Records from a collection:
+===+

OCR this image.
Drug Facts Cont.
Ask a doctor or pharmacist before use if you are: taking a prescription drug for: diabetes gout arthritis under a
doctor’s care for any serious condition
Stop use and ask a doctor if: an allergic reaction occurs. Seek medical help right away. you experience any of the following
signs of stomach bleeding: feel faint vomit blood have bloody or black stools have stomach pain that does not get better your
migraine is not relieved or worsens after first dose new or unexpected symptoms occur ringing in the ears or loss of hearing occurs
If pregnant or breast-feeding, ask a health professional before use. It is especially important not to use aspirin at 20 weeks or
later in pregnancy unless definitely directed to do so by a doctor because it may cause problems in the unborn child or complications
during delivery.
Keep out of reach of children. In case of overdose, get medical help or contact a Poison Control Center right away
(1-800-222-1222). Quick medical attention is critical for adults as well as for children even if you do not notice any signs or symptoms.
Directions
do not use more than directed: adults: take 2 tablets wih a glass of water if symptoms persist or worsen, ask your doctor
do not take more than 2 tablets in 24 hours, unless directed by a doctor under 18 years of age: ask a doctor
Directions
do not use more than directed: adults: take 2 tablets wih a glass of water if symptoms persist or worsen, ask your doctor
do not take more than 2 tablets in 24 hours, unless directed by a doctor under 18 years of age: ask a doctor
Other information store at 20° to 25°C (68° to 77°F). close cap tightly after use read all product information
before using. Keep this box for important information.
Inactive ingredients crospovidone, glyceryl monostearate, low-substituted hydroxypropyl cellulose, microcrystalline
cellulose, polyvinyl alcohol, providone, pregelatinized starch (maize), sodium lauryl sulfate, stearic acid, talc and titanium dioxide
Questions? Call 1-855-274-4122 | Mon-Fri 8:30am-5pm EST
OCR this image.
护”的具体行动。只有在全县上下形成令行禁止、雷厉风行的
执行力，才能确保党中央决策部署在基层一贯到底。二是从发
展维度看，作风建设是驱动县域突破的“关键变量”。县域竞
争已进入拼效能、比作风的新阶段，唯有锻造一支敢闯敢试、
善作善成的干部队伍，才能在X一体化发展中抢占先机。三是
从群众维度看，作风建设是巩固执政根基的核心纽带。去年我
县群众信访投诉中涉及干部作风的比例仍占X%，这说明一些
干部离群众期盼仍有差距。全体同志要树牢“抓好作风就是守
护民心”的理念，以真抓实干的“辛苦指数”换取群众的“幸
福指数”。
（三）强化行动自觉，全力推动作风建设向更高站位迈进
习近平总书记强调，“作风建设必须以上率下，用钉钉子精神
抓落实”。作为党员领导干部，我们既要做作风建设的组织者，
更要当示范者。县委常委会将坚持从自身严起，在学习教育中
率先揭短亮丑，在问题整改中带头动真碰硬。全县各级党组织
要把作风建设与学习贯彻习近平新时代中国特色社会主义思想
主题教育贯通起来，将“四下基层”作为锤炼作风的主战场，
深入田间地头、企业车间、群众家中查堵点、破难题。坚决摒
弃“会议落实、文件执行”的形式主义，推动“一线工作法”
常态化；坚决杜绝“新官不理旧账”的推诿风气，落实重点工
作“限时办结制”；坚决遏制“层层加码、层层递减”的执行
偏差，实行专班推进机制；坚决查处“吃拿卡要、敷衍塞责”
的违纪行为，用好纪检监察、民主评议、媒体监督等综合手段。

+===+

Which lines above hold the word "after"? Copy each of them.

### Result of the task
migraine is not relieved or worsens after first dose new or unexpected symptoms occur ringing in the ears or loss of hearing occurs
Other information store at 20° to 25°C (68° to 77°F). close cap tightly after use read all product information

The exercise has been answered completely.